> **WHAT YOU HAVE TO DO**: Omit the pictures from the entries below and retype everything else exactly.

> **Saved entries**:
▬▬▬
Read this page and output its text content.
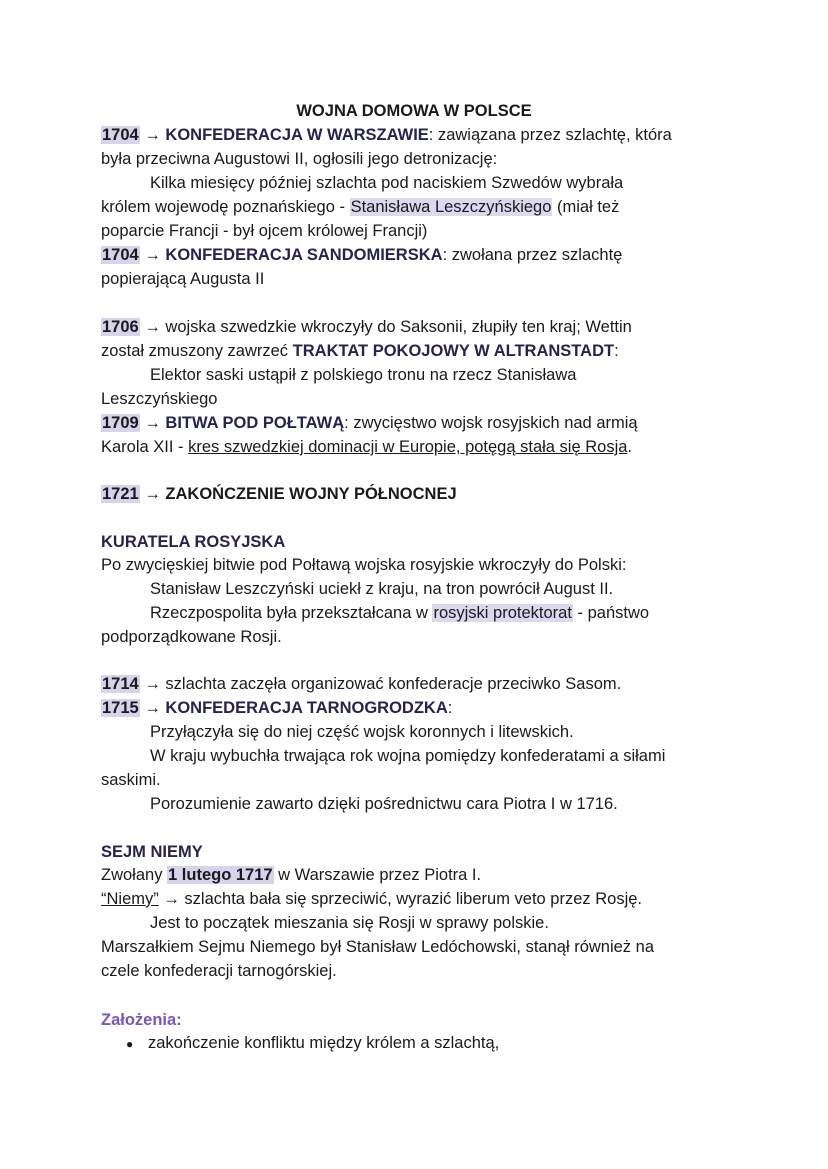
WOJNA DOMOWA W POLSCE
1704 → KONFEDERACJA W WARSZAWIE: zawiązana przez szlachtę, która
była przeciwna Augustowi II, ogłosili jego detronizację:
Kilka miesięcy później szlachta pod naciskiem Szwedów wybrała
królem wojewodę poznańskiego - Stanisława Leszczyńskiego (miał też
poparcie Francji - był ojcem królowej Francji)
1704 → KONFEDERACJA SANDOMIERSKA: zwołana przez szlachtę
popierającą Augusta II
1706 → wojska szwedzkie wkroczyły do Saksonii, złupiły ten kraj; Wettin
został zmuszony zawrzeć TRAKTAT POKOJOWY W ALTRANSTADT:
Elektor saski ustąpił z polskiego tronu na rzecz Stanisława
Leszczyńskiego
1709 → BITWA POD POŁTAWĄ: zwycięstwo wojsk rosyjskich nad armią
Karola XII - kres szwedzkiej dominacji w Europie, potęgą stała się Rosja.
1721 → ZAKOŃCZENIE WOJNY PÓŁNOCNEJ
KURATELA ROSYJSKA
Po zwycięskiej bitwie pod Połtawą wojska rosyjskie wkroczyły do Polski:
Stanisław Leszczyński uciekł z kraju, na tron powrócił August II.
Rzeczpospolita była przekształcana w rosyjski protektorat - państwo
podporządkowane Rosji.
1714 → szlachta zaczęła organizować konfederacje przeciwko Sasom.
1715 → KONFEDERACJA TARNOGRODZKA:
Przyłączyła się do niej część wojsk koronnych i litewskich.
W kraju wybuchła trwająca rok wojna pomiędzy konfederatami a siłami
saskimi.
Porozumienie zawarto dzięki pośrednictwu cara Piotra I w 1716.
SEJM NIEMY
Zwołany 1 lutego 1717 w Warszawie przez Piotra I.
“Niemy” → szlachta bała się sprzeciwić, wyrazić liberum veto przez Rosję.
Jest to początek mieszania się Rosji w sprawy polskie.
Marszałkiem Sejmu Niemego był Stanisław Ledóchowski, stanął również na
czele konfederacji tarnogórskiej.
Założenia:
● zakończenie konfliktu między królem a szlachtą,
▬▬▬
> **REPLY**:
Read this page and output its text content.
WOJNA DOMOWA W POLSCE
1704 → KONFEDERACJA W WARSZAWIE: zawiązana przez szlachtę, która
była przeciwna Augustowi II, ogłosili jego detronizację:
Kilka miesięcy później szlachta pod naciskiem Szwedów wybrała
królem wojewodę poznańskiego - Stanisława Leszczyńskiego (miał też
poparcie Francji - był ojcem królowej Francji)
1704 → KONFEDERACJA SANDOMIERSKA: zwołana przez szlachtę
popierającą Augusta II
1706 → wojska szwedzkie wkroczyły do Saksonii, złupiły ten kraj; Wettin
został zmuszony zawrzeć TRAKTAT POKOJOWY W ALTRANSTADT:
Elektor saski ustąpił z polskiego tronu na rzecz Stanisława
Leszczyńskiego
1709 → BITWA POD POŁTAWĄ: zwycięstwo wojsk rosyjskich nad armią
Karola XII - kres szwedzkiej dominacji w Europie, potęgą stała się Rosja.
1721 → ZAKOŃCZENIE WOJNY PÓŁNOCNEJ
KURATELA ROSYJSKA
Po zwycięskiej bitwie pod Połtawą wojska rosyjskie wkroczyły do Polski:
Stanisław Leszczyński uciekł z kraju, na tron powrócił August II.
Rzeczpospolita była przekształcana w rosyjski protektorat - państwo
podporządkowane Rosji.
1714 → szlachta zaczęła organizować konfederacje przeciwko Sasom.
1715 → KONFEDERACJA TARNOGRODZKA:
Przyłączyła się do niej część wojsk koronnych i litewskich.
W kraju wybuchła trwająca rok wojna pomiędzy konfederatami a siłami
saskimi.
Porozumienie zawarto dzięki pośrednictwu cara Piotra I w 1716.
SEJM NIEMY
Zwołany 1 lutego 1717 w Warszawie przez Piotra I.
“Niemy” → szlachta bała się sprzeciwić, wyrazić liberum veto przez Rosję.
Jest to początek mieszania się Rosji w sprawy polskie.
Marszałkiem Sejmu Niemego był Stanisław Ledóchowski, stanął również na
czele konfederacji tarnogórskiej.
Założenia:
● zakończenie konfliktu między królem a szlachtą,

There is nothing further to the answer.